* [Short problem 1]
In the forum thread on Frame Relay below, which routing protocol does the original post say is running?

* [Text to read]
Peter,

I actually had to go back and reread that because of your response. You're much better at the FR stuff than I am, so I thought I was missing a really big picture

John

John,

Actually, I have focused on the configuration and didn't pay enough attention to the description of the problem. Thanks for focusing us on the ambiguosity of the original post!

Best regards,

Peter

Mark shows us in the configuration shown in the original post that R1 has 2 point to point subinterfaces while R2 and R3 are running on the physical interface which is multi-point. If the routing protocol were OSPF this would create problems. But in the original post Mark indicates that he is running RIP.

Since we do not know how the Frame Relay network is set up physically, I believe that the question from Peter about whether R1 can ping R2 and R3 is a very good starting point.

HTH

Rick

Hi Peter,

if we suppose that the OP is running OSPF and not RIP wouldn't this solution be also viable:

- change the hello-interval on hub to reflect the setting on the spokes ( 30-120)

* [Source records]
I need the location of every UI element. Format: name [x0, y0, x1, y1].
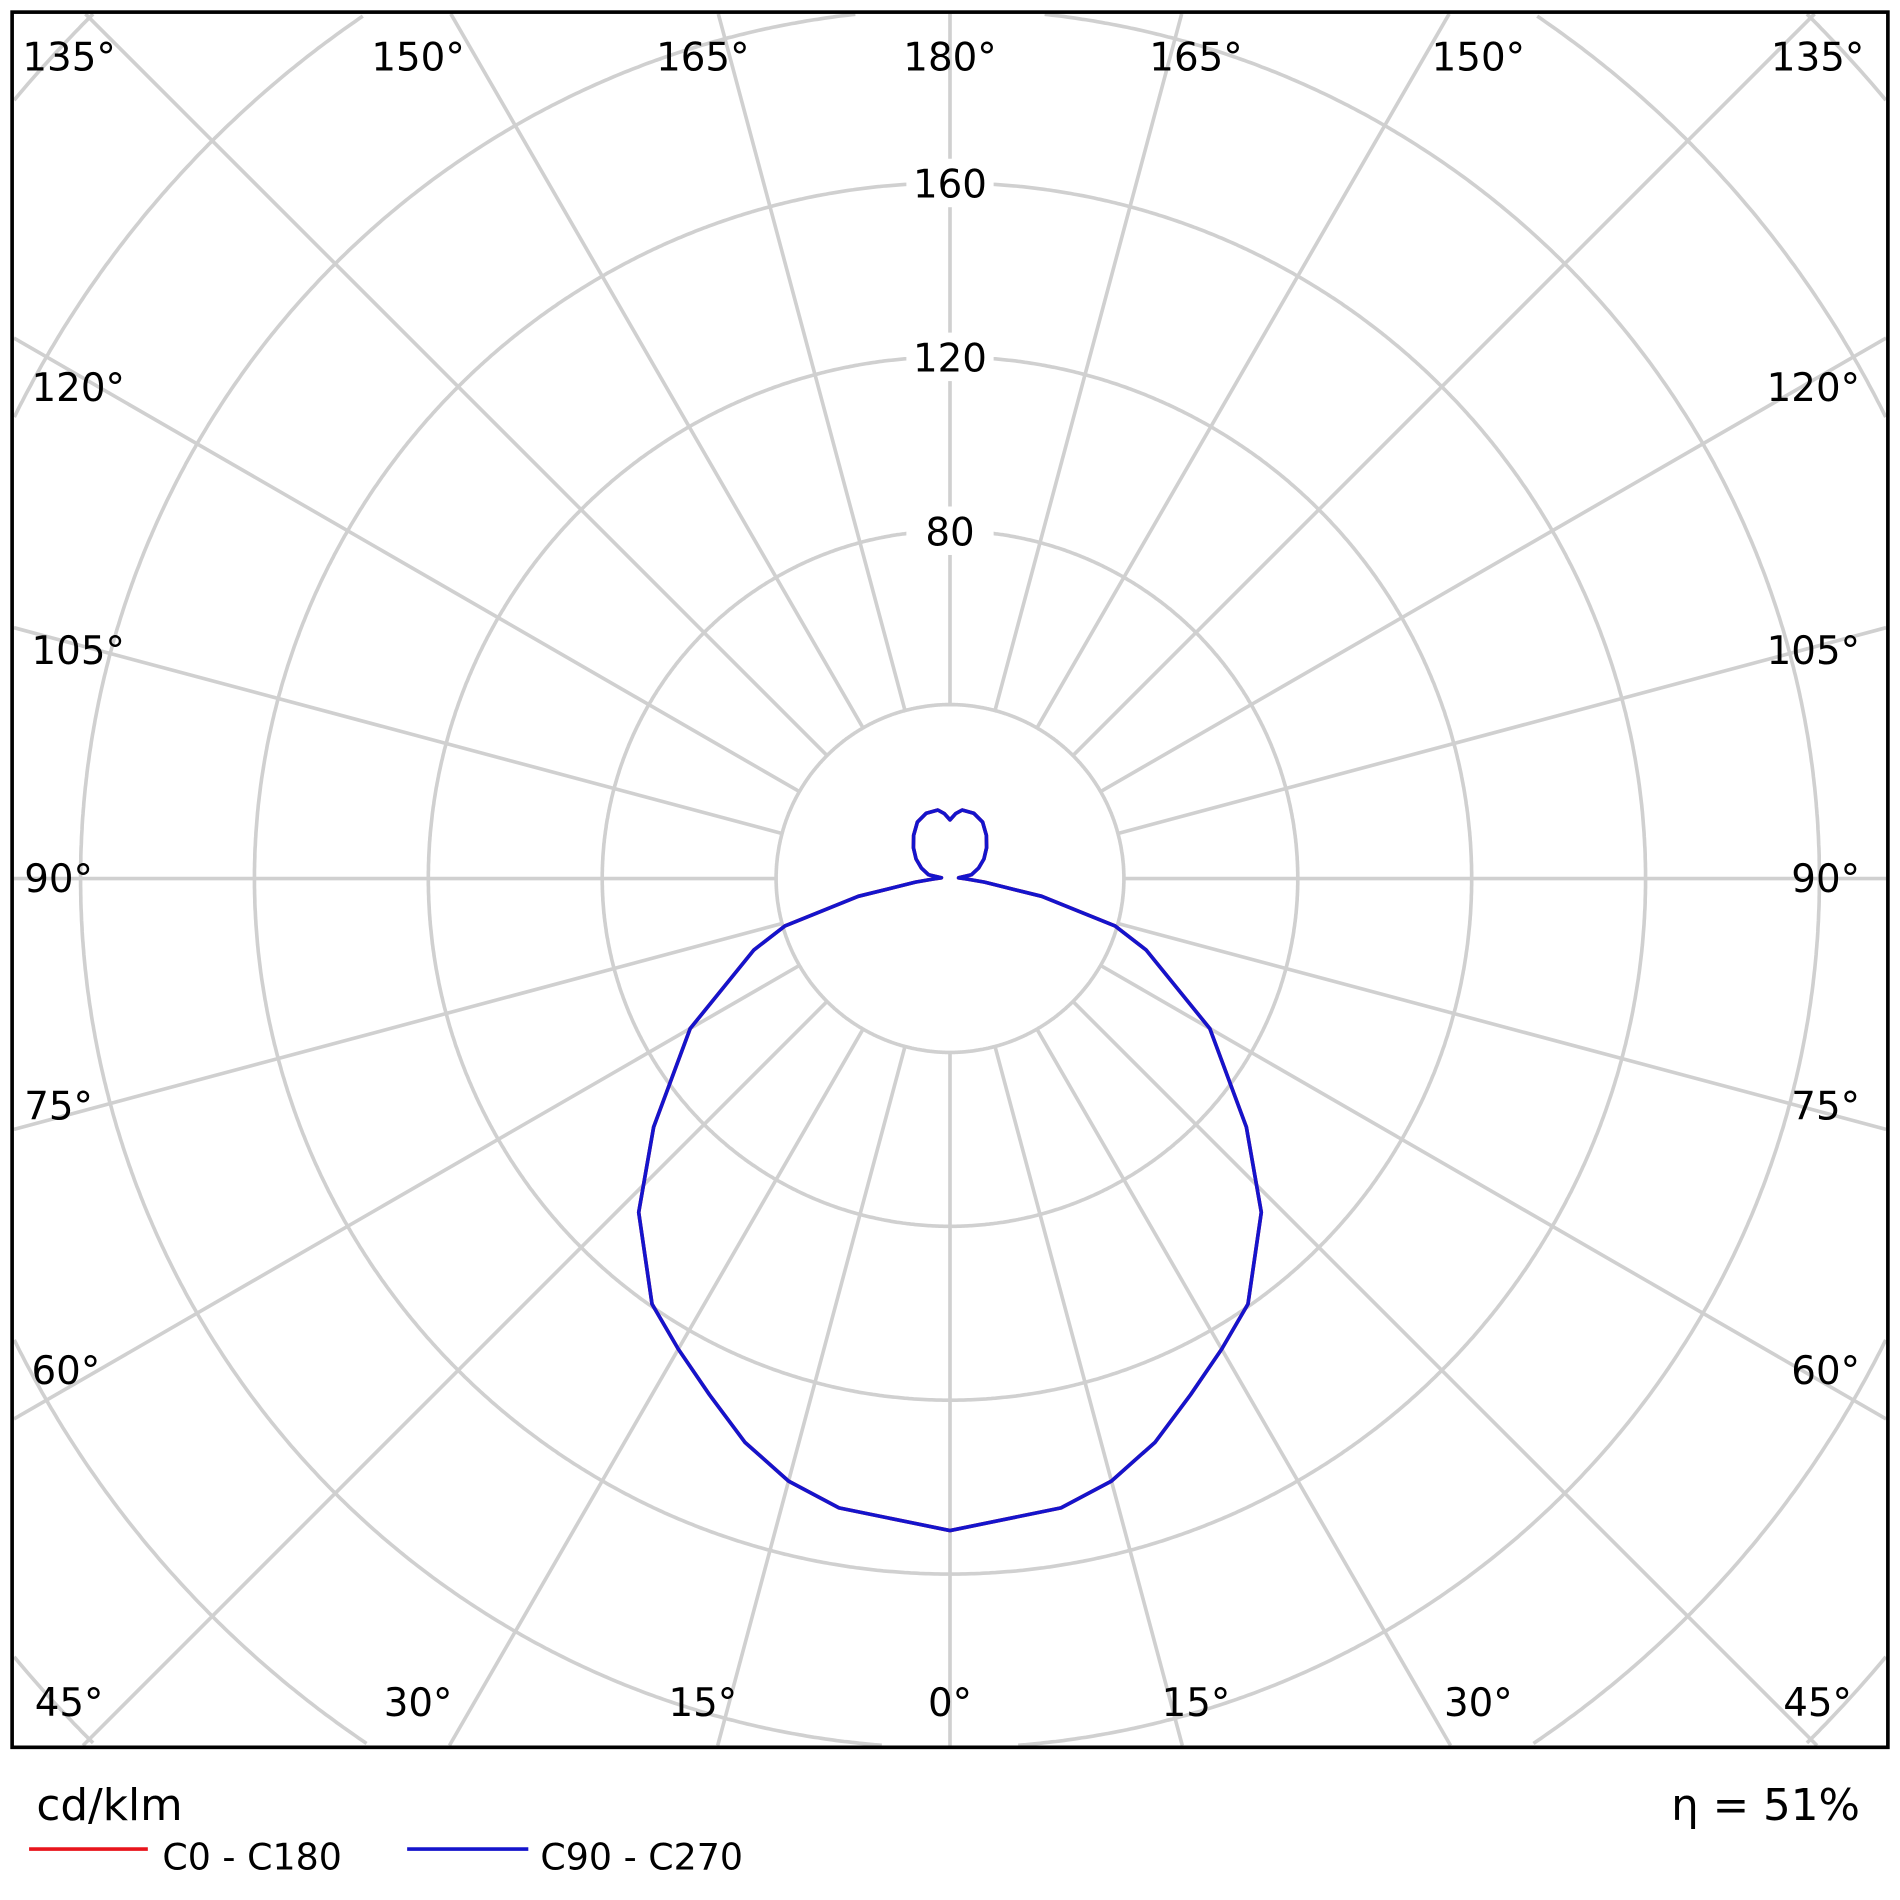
angle-label-right: 60° [1791, 1349, 1860, 1394]
polar-grid [12, 12, 1888, 1748]
grid-spoke [1035, 13, 1451, 729]
grid-circle-200 [78, 12, 882, 1748]
grid-spoke [13, 625, 783, 836]
angle-label-left: 75° [24, 1085, 93, 1130]
grid-spoke [1071, 12, 1816, 757]
curves [636, 808, 1264, 1533]
grid-circle-240 [12, 1339, 368, 1745]
radial-label-bg [906, 506, 994, 555]
grid-spoke [993, 1045, 1185, 1746]
angle-label-top: 180° [903, 35, 996, 80]
radial-label-80: 80 [925, 510, 974, 555]
grid-spoke [1071, 1000, 1819, 1747]
radial-label-bg [906, 158, 994, 208]
radial-label-bg [906, 332, 994, 382]
angle-label-left: 120° [32, 366, 125, 411]
grid-circle-280 [12, 1655, 95, 1745]
series-curve-1 [636, 808, 1264, 1533]
grid-circle-240 [12, 14, 364, 418]
angle-label-top: 135° [1771, 35, 1864, 80]
grid-circle-240 [1536, 14, 1888, 418]
angle-label-right: 75° [1791, 1085, 1860, 1130]
grid-circle-280 [12, 12, 95, 102]
grid-spoke [993, 13, 1184, 712]
angle-label-top: 150° [1432, 35, 1525, 80]
angle-label-top: 150° [371, 35, 464, 80]
angle-label-right: 105° [1767, 629, 1860, 674]
grid-spoke [716, 13, 907, 712]
angle-label-bottom: 30° [1444, 1681, 1513, 1726]
angle-label-top: 135° [22, 35, 115, 80]
grid-spoke [1035, 1028, 1453, 1747]
angle-label-right: 90° [1791, 857, 1860, 902]
grid-spoke [715, 1045, 907, 1746]
radial-label-160: 160 [913, 163, 987, 208]
grid-spoke [1117, 921, 1887, 1132]
legend-label-c0: C0 - C180 [162, 1836, 341, 1879]
angle-label-bottom: 15° [668, 1681, 737, 1726]
angle-label-left: 60° [32, 1349, 101, 1394]
chart-frame [10, 10, 1890, 1750]
grid-spoke [13, 336, 801, 794]
grid-circle-280 [1805, 12, 1888, 102]
grid-spoke [1099, 336, 1887, 794]
unit-label: cd/klm [36, 1781, 182, 1831]
angle-label-bottom: 45° [1783, 1681, 1852, 1726]
grid-circle-240 [1532, 1339, 1888, 1745]
angle-label-bottom: 15° [1162, 1681, 1231, 1726]
grid-circle-40 [774, 702, 1126, 1055]
angle-labels: 135° 150° 165° 180° 165° 150° 135° 45° 30° 15° 0° 1… [22, 35, 1864, 1726]
grid-circle-200 [1018, 12, 1822, 1748]
grid-circle-280 [1805, 1655, 1888, 1745]
angle-label-bottom: 45° [35, 1681, 104, 1726]
angle-label-left: 105° [32, 629, 125, 674]
grid-spoke [81, 1000, 829, 1747]
radial-labels: 80 120 160 [906, 158, 994, 555]
grid-spoke [84, 12, 829, 757]
angle-label-right: 120° [1767, 366, 1860, 411]
radial-label-120: 120 [913, 336, 987, 381]
efficiency-label: η = 51% [1671, 1781, 1860, 1831]
grid-spoke [1099, 963, 1887, 1421]
angle-label-bottom: 30° [384, 1681, 453, 1726]
grid-spoke [13, 921, 783, 1132]
grid-spoke [449, 13, 865, 729]
angle-label-left: 90° [24, 857, 93, 902]
angle-label-top: 165° [1149, 35, 1242, 80]
angle-label-bottom: 0° [928, 1681, 972, 1726]
legend-label-c90: C90 - C270 [540, 1836, 743, 1879]
grid-spoke [13, 963, 801, 1421]
grid-spoke [447, 1028, 865, 1747]
angle-label-top: 165° [656, 35, 749, 80]
grid-spoke [1117, 625, 1887, 836]
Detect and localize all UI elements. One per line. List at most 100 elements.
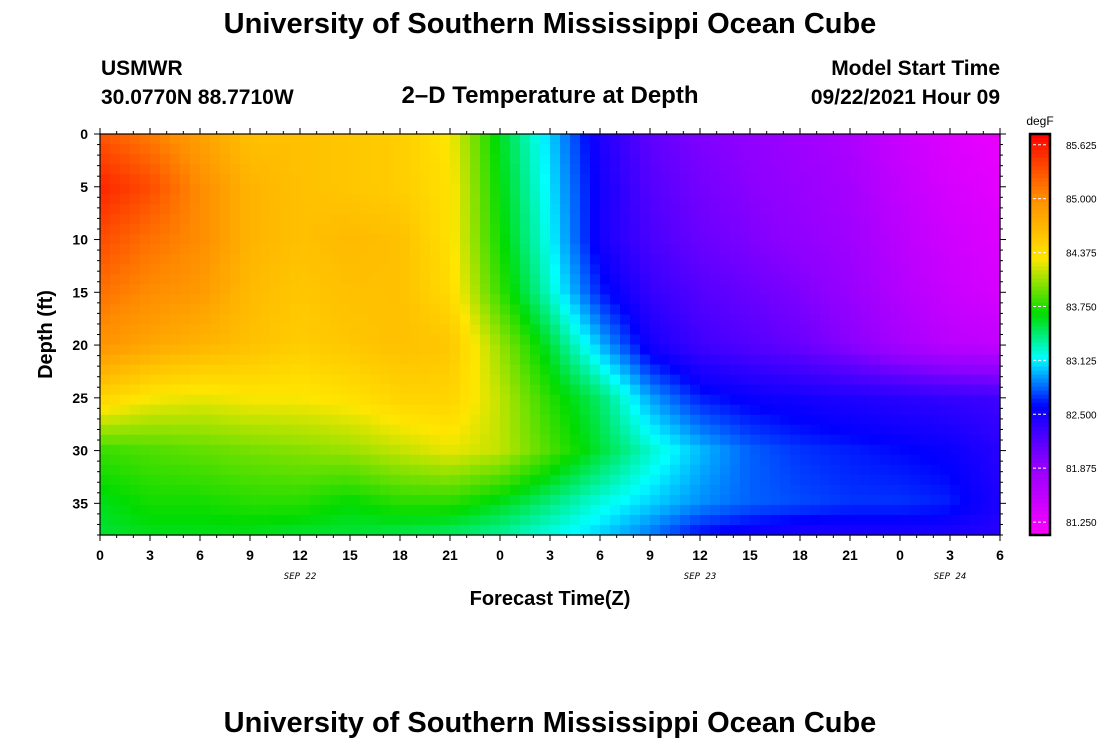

* [Short problem 2]
Filter the rows above, keeping every line that contains the string "right". Case counts.

* [Finished answer 1]
RIP

* [Finished answer 2]
angle-label-right: 60° [1791, 1349, 1860, 1394]
angle-label-right: 75° [1791, 1085, 1860, 1130]
angle-label-right: 105° [1767, 629, 1860, 674]
angle-label-right: 90° [1791, 857, 1860, 902]
angle-label-right: 120° [1767, 366, 1860, 411]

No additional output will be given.